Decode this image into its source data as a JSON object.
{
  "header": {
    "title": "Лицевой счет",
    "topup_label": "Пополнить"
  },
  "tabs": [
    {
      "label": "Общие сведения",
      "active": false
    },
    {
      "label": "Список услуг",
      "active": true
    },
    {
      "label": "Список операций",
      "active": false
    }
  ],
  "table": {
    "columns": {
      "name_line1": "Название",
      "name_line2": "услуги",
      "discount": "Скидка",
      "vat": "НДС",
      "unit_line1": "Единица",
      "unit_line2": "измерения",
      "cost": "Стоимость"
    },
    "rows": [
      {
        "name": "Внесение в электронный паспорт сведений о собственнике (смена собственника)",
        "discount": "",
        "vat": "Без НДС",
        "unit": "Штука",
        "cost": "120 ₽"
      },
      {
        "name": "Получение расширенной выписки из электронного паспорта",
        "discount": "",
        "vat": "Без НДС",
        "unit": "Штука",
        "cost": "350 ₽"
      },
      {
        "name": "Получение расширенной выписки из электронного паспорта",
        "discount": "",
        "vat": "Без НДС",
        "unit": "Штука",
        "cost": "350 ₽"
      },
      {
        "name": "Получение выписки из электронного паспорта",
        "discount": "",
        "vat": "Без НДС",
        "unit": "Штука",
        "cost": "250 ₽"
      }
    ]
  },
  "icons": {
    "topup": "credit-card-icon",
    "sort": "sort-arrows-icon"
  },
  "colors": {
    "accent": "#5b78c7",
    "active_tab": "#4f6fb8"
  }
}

==

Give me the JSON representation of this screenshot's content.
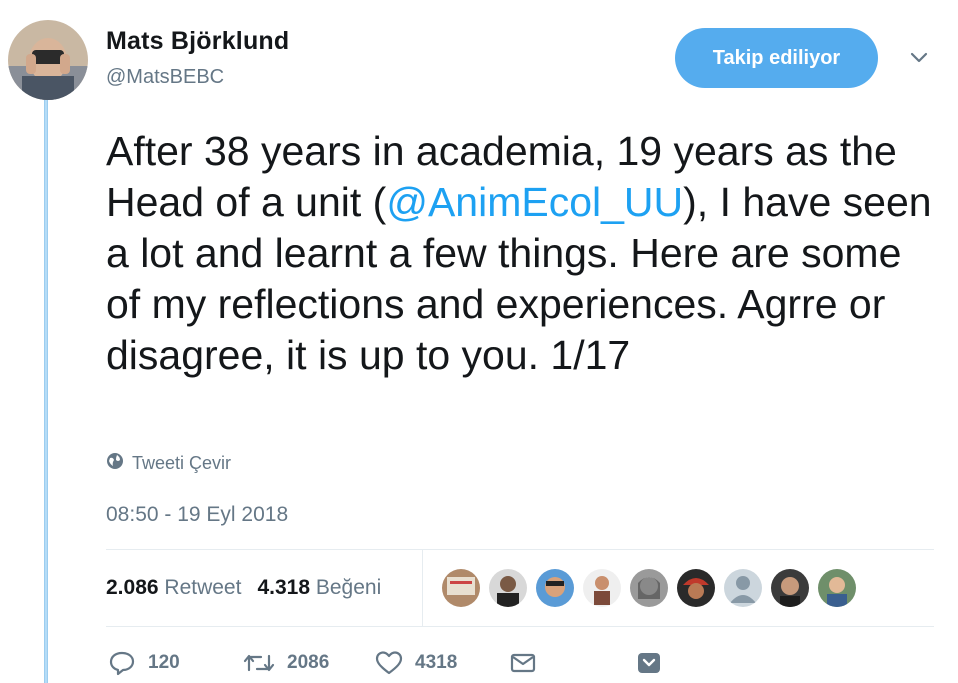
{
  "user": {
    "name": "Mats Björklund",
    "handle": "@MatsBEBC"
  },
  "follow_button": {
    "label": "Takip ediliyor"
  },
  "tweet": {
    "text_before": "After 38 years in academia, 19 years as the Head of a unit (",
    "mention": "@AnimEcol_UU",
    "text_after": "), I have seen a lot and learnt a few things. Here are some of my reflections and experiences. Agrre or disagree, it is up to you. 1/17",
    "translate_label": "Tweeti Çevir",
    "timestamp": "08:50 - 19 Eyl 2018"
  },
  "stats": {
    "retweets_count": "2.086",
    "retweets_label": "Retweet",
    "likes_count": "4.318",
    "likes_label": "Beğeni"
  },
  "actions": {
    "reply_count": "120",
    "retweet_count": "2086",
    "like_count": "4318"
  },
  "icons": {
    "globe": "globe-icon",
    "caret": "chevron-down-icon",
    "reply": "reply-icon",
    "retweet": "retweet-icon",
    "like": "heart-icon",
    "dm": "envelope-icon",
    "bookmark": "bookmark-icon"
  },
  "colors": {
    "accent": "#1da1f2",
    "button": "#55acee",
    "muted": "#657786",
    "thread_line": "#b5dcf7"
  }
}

* * *

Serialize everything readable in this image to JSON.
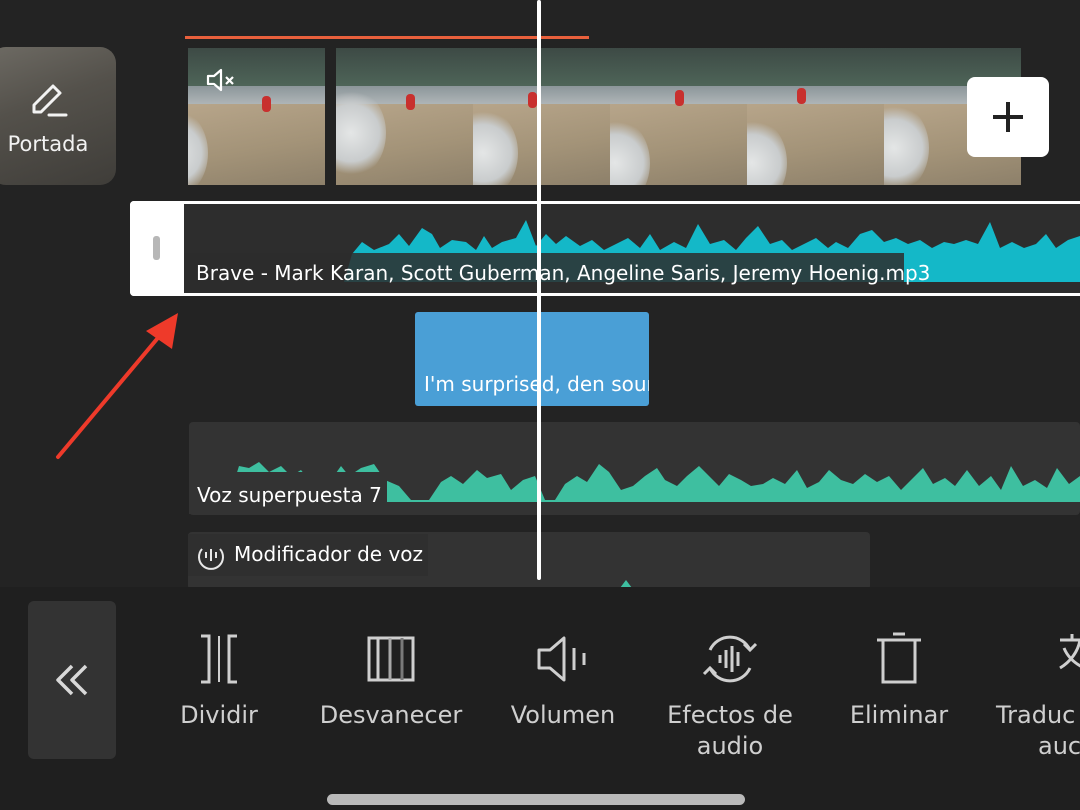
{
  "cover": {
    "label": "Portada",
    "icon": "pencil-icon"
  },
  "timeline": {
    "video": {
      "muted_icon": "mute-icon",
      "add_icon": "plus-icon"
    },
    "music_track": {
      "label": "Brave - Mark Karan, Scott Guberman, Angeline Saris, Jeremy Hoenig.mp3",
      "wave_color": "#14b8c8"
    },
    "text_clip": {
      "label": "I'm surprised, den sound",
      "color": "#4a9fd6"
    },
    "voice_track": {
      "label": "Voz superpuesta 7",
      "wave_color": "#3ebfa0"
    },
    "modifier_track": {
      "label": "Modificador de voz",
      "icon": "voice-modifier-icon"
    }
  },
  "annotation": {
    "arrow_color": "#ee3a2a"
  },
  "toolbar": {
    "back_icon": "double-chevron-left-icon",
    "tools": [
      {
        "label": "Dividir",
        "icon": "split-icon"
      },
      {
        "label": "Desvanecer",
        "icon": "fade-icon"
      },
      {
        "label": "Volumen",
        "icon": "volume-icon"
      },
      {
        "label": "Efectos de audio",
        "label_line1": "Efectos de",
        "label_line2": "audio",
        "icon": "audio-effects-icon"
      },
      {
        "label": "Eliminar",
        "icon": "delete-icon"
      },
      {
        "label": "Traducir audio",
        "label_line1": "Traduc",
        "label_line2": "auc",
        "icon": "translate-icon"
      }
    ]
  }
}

◆ **Your goal**
Go through the data and gather every line that holds "Список".

◆ **Expected output**
      "label": "Список услуг",
      "label": "Список операций",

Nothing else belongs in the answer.